== Given instruction ==
Retype the lines of the items between the line holding "row-header[interactable] (34, 164, 66, 187)" and the line holding "table-cell: 20 (798, 187, 889, 210)", both lines included, with no changes.

== Given data ==
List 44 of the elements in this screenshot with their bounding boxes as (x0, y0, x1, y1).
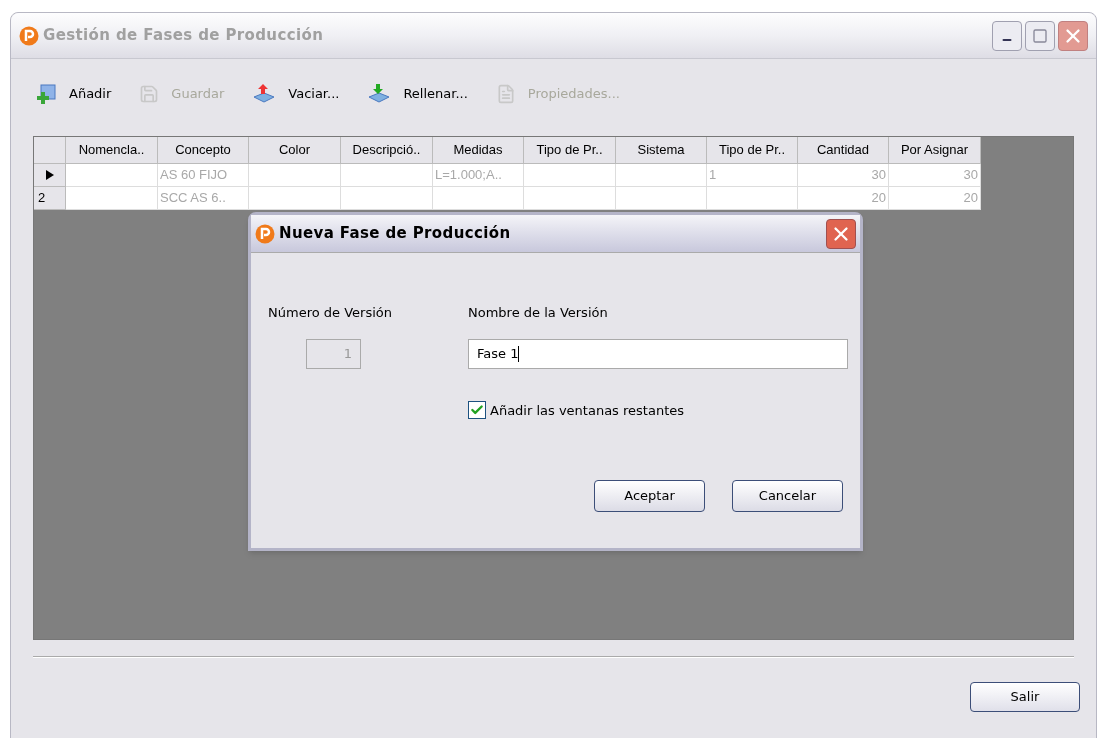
row-header[interactable] (34, 164, 66, 187)
row-pointer-icon (46, 170, 54, 180)
tray-down-arrow-icon (367, 83, 392, 105)
table-cell: 30 (798, 164, 889, 187)
dialog-close-button[interactable] (826, 218, 856, 249)
checkbox[interactable] (468, 401, 486, 420)
exit-button[interactable]: Salir (970, 682, 1080, 712)
app-logo-icon (255, 223, 275, 244)
save-icon (139, 84, 160, 104)
table-cell: L=1.000;A.. (433, 164, 524, 187)
row-header[interactable]: 2 (34, 187, 66, 210)
toolbar-button[interactable]: Vaciar... (252, 83, 340, 105)
column-header[interactable]: Cantidad (798, 137, 889, 164)
column-header[interactable]: Nomencla.. (66, 137, 158, 164)
column-header[interactable]: Tipo de Pr.. (707, 137, 798, 164)
app-logo-icon (19, 25, 39, 46)
table-cell: SCC AS 6.. (158, 187, 249, 210)
table-cell: 20 (889, 187, 981, 210)
dialog-button[interactable]: Aceptar (594, 480, 705, 512)
window-title: Gestión de Fases de Producción (43, 25, 324, 47)
column-header[interactable]: Por Asignar (889, 137, 981, 164)
field-label: Número de Versión (268, 304, 393, 322)
checkbox-label: Añadir las ventanas restantes (490, 401, 685, 420)
grid-plus-icon (35, 83, 57, 105)
column-header[interactable]: Medidas (433, 137, 524, 164)
maximize-icon (1032, 27, 1048, 44)
table-cell: 30 (889, 164, 981, 187)
tray-up-arrow-icon (252, 83, 277, 105)
table-cell: 1 (707, 164, 798, 187)
table-cell: AS 60 FIJO (158, 164, 249, 187)
table-cell: 20 (798, 187, 889, 210)
toolbar-button[interactable]: Añadir (35, 83, 112, 105)
column-header[interactable]: Sistema (616, 137, 707, 164)
column-header[interactable]: Concepto (158, 137, 249, 164)
dialog-button[interactable]: Cancelar (732, 480, 843, 512)
column-header[interactable]: Descripció.. (341, 137, 433, 164)
field-label: Nombre de la Versión (468, 304, 609, 322)
column-header[interactable]: Tipo de Pr.. (524, 137, 616, 164)
dialog-title: Nueva Fase de Producción (279, 223, 511, 245)
corner-cell (34, 137, 66, 164)
version-name-field[interactable]: Fase 1 (468, 338, 848, 369)
column-header[interactable]: Color (249, 137, 341, 164)
toolbar-button[interactable]: Rellenar... (367, 83, 468, 105)
close-button[interactable] (1058, 20, 1088, 51)
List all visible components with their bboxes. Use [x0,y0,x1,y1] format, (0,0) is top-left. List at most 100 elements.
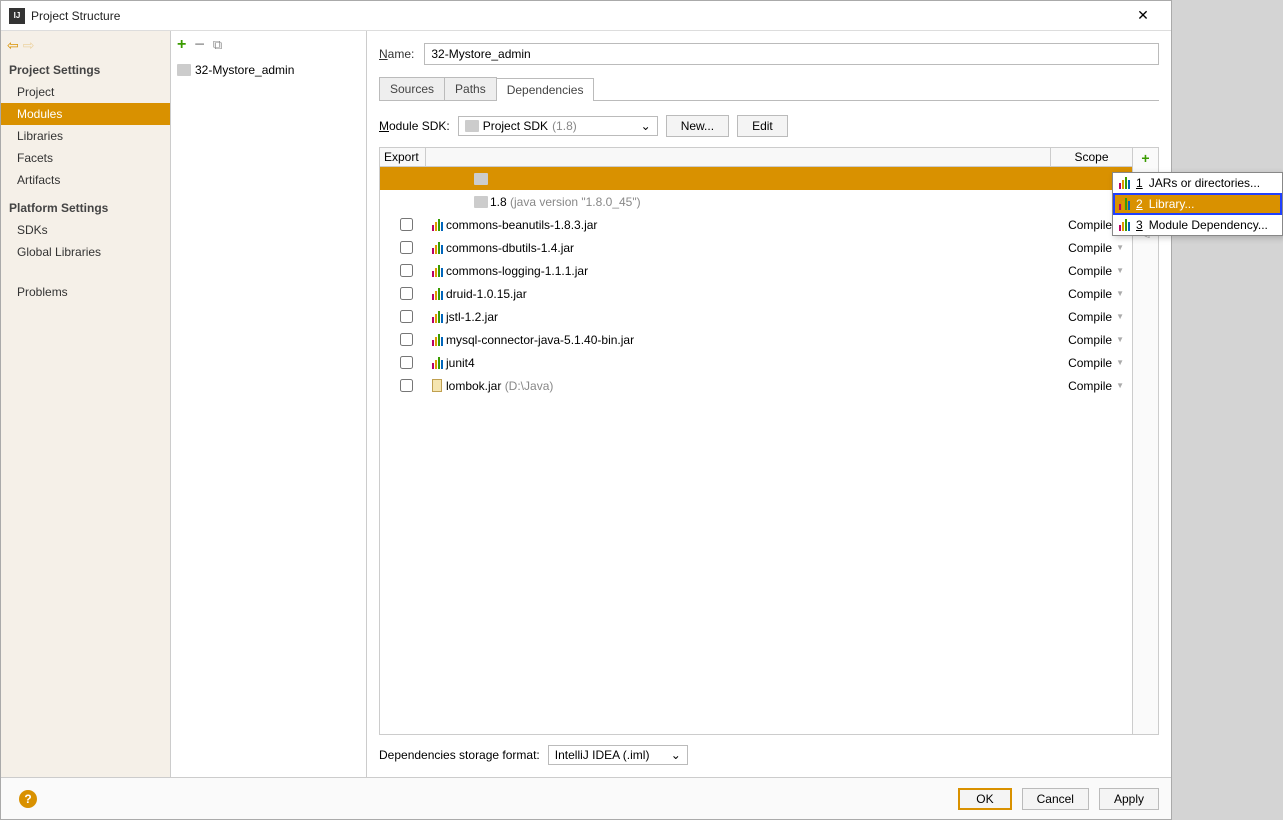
add-dependency-icon[interactable]: + [1141,150,1149,166]
popup-item[interactable]: 2 Library... [1113,193,1282,215]
dependencies-area: Export Scope 1.8 (java version "1.8.0_45… [379,147,1159,735]
dependency-row[interactable]: 1.8 (java version "1.8.0_45") [380,190,1132,213]
dialog-title: Project Structure [31,9,1123,23]
dependency-name: mysql-connector-java-5.1.40-bin.jar [446,333,1056,347]
project-structure-dialog: IJ Project Structure ✕ ⇦ ⇨ Project Setti… [0,0,1172,820]
sidebar-item-modules[interactable]: Modules [1,103,170,125]
module-list-panel: + − ⧉ 32-Mystore_admin [171,31,367,777]
section-project-settings: Project Settings [1,59,170,81]
library-icon [1119,177,1130,189]
col-scope[interactable]: Scope [1050,148,1132,166]
popup-item[interactable]: 3 Module Dependency... [1113,215,1282,235]
dependency-row[interactable]: commons-dbutils-1.4.jarCompile ▼ [380,236,1132,259]
ok-button[interactable]: OK [958,788,1011,810]
sdk-edit-button[interactable]: Edit [737,115,788,137]
sdk-new-button[interactable]: New... [666,115,729,137]
module-sdk-label: Module SDK: [379,119,450,133]
sidebar-item-facets[interactable]: Facets [1,147,170,169]
tab-paths[interactable]: Paths [444,77,497,100]
sidebar-item-global-libraries[interactable]: Global Libraries [1,241,170,263]
export-checkbox[interactable] [400,310,413,323]
library-icon [432,242,443,254]
library-icon [432,288,443,300]
dependency-row[interactable]: commons-logging-1.1.1.jarCompile ▼ [380,259,1132,282]
module-name-input[interactable] [424,43,1159,65]
remove-module-icon[interactable]: − [194,34,205,55]
dependency-name: druid-1.0.15.jar [446,287,1056,301]
module-sdk-select[interactable]: Project SDK (1.8) ⌄ [458,116,658,136]
name-label: Name: [379,47,414,61]
dependency-row[interactable] [380,167,1132,190]
tab-dependencies[interactable]: Dependencies [496,78,595,101]
add-module-icon[interactable]: + [177,36,186,54]
dependency-scope[interactable]: Compile ▼ [1056,264,1128,278]
dependency-row[interactable]: lombok.jar (D:\Java)Compile ▼ [380,374,1132,397]
dependencies-rows: 1.8 (java version "1.8.0_45") commons-bea… [380,167,1132,397]
chevron-down-icon: ▼ [1116,381,1124,390]
dependencies-header: Export Scope [380,148,1132,167]
dependency-name: commons-beanutils-1.8.3.jar [446,218,1056,232]
dialog-body: ⇦ ⇨ Project Settings Project Modules Lib… [1,31,1171,777]
popup-item-label: Library... [1149,197,1195,211]
export-checkbox[interactable] [400,333,413,346]
cancel-button[interactable]: Cancel [1022,788,1089,810]
dependency-name: commons-dbutils-1.4.jar [446,241,1056,255]
module-list-toolbar: + − ⧉ [171,31,366,59]
dependency-name: junit4 [446,356,1056,370]
dependency-row[interactable]: junit4Compile ▼ [380,351,1132,374]
copy-module-icon[interactable]: ⧉ [213,37,222,53]
dependency-name: jstl-1.2.jar [446,310,1056,324]
dependency-row[interactable]: jstl-1.2.jarCompile ▼ [380,305,1132,328]
export-checkbox[interactable] [400,264,413,277]
help-button[interactable]: ? [19,790,37,808]
apply-button[interactable]: Apply [1099,788,1159,810]
export-checkbox[interactable] [400,241,413,254]
library-icon [432,219,443,231]
export-checkbox[interactable] [400,287,413,300]
folder-icon [465,120,479,132]
jar-icon [432,379,442,392]
dependency-row[interactable]: mysql-connector-java-5.1.40-bin.jarCompi… [380,328,1132,351]
popup-item-label: Module Dependency... [1149,218,1268,232]
dependency-scope[interactable]: Compile ▼ [1056,379,1128,393]
library-icon [432,357,443,369]
sidebar-item-problems[interactable]: Problems [1,281,170,303]
dependency-name: 1.8 (java version "1.8.0_45") [490,195,1056,209]
storage-format-select[interactable]: IntelliJ IDEA (.iml) ⌄ [548,745,688,765]
sidebar-item-sdks[interactable]: SDKs [1,219,170,241]
dependency-scope[interactable]: Compile ▼ [1056,310,1128,324]
dependency-name: lombok.jar (D:\Java) [446,379,1056,393]
sidebar-item-project[interactable]: Project [1,81,170,103]
export-checkbox[interactable] [400,218,413,231]
sidebar-item-artifacts[interactable]: Artifacts [1,169,170,191]
chevron-down-icon: ▼ [1116,358,1124,367]
col-export[interactable]: Export [380,148,426,166]
chevron-down-icon: ⌄ [641,119,651,133]
export-checkbox[interactable] [400,356,413,369]
sidebar-item-libraries[interactable]: Libraries [1,125,170,147]
module-list-item[interactable]: 32-Mystore_admin [171,59,366,81]
sdk-row: Module SDK: Project SDK (1.8) ⌄ New... E… [379,115,1159,137]
library-icon [1119,198,1130,210]
col-name [426,148,1050,166]
dependency-scope[interactable]: Compile ▼ [1056,333,1128,347]
dependency-scope[interactable]: Compile ▼ [1056,287,1128,301]
chevron-down-icon: ▼ [1116,266,1124,275]
export-checkbox[interactable] [400,379,413,392]
storage-label: Dependencies storage format: [379,748,540,762]
dependency-scope[interactable]: Compile ▼ [1056,356,1128,370]
chevron-down-icon: ▼ [1116,335,1124,344]
dependency-row[interactable]: druid-1.0.15.jarCompile ▼ [380,282,1132,305]
forward-icon[interactable]: ⇨ [23,37,35,54]
library-icon [432,265,443,277]
popup-item-label: JARs or directories... [1149,176,1260,190]
close-button[interactable]: ✕ [1123,7,1163,24]
tab-sources[interactable]: Sources [379,77,445,100]
dependency-name: commons-logging-1.1.1.jar [446,264,1056,278]
dependency-scope[interactable]: Compile ▼ [1056,241,1128,255]
back-icon[interactable]: ⇦ [7,37,19,54]
dependency-row[interactable]: commons-beanutils-1.8.3.jarCompile ▼ [380,213,1132,236]
popup-item[interactable]: 1 JARs or directories... [1113,173,1282,193]
storage-row: Dependencies storage format: IntelliJ ID… [379,745,1159,765]
module-name: 32-Mystore_admin [195,63,294,77]
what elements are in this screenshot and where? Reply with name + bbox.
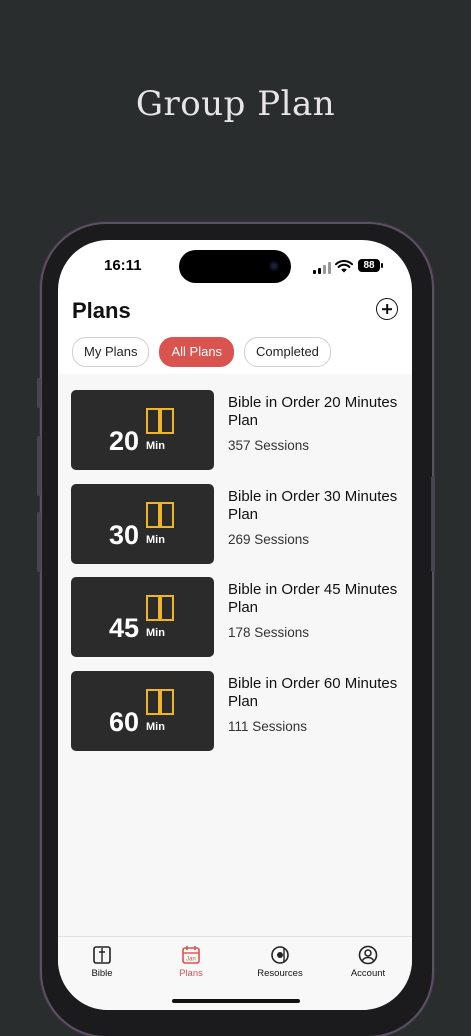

== Solution to the problem ==
row-header[interactable] (34, 164, 66, 187)
row-pointer-icon (46, 170, 54, 180)
tray-down-arrow-icon (367, 83, 392, 105)
table-cell: 30 (798, 164, 889, 187)
dialog-close-button[interactable] (826, 218, 856, 249)
checkbox[interactable] (468, 401, 486, 420)
exit-button[interactable]: Salir (970, 682, 1080, 712)
app-logo-icon (255, 223, 275, 244)
save-icon (139, 84, 160, 104)
table-cell: L=1.000;A.. (433, 164, 524, 187)
row-header[interactable]: 2 (34, 187, 66, 210)
toolbar-button[interactable]: Vaciar... (252, 83, 340, 105)
column-header[interactable]: Cantidad (798, 137, 889, 164)
column-header[interactable]: Nomencla.. (66, 137, 158, 164)
column-header[interactable]: Tipo de Pr.. (707, 137, 798, 164)
app-logo-icon (19, 25, 39, 46)
table-cell: SCC AS 6.. (158, 187, 249, 210)
table-cell: 20 (889, 187, 981, 210)
dialog-button[interactable]: Aceptar (594, 480, 705, 512)
window-title: Gestión de Fases de Producción (43, 25, 324, 47)
column-header[interactable]: Por Asignar (889, 137, 981, 164)
field-label: Número de Versión (268, 304, 393, 322)
checkbox-label: Añadir las ventanas restantes (490, 401, 685, 420)
grid-plus-icon (35, 83, 57, 105)
column-header[interactable]: Medidas (433, 137, 524, 164)
maximize-icon (1032, 27, 1048, 44)
table-cell: 30 (889, 164, 981, 187)
tray-up-arrow-icon (252, 83, 277, 105)
table-cell: 1 (707, 164, 798, 187)
table-cell: AS 60 FIJO (158, 164, 249, 187)
table-cell: 20 (798, 187, 889, 210)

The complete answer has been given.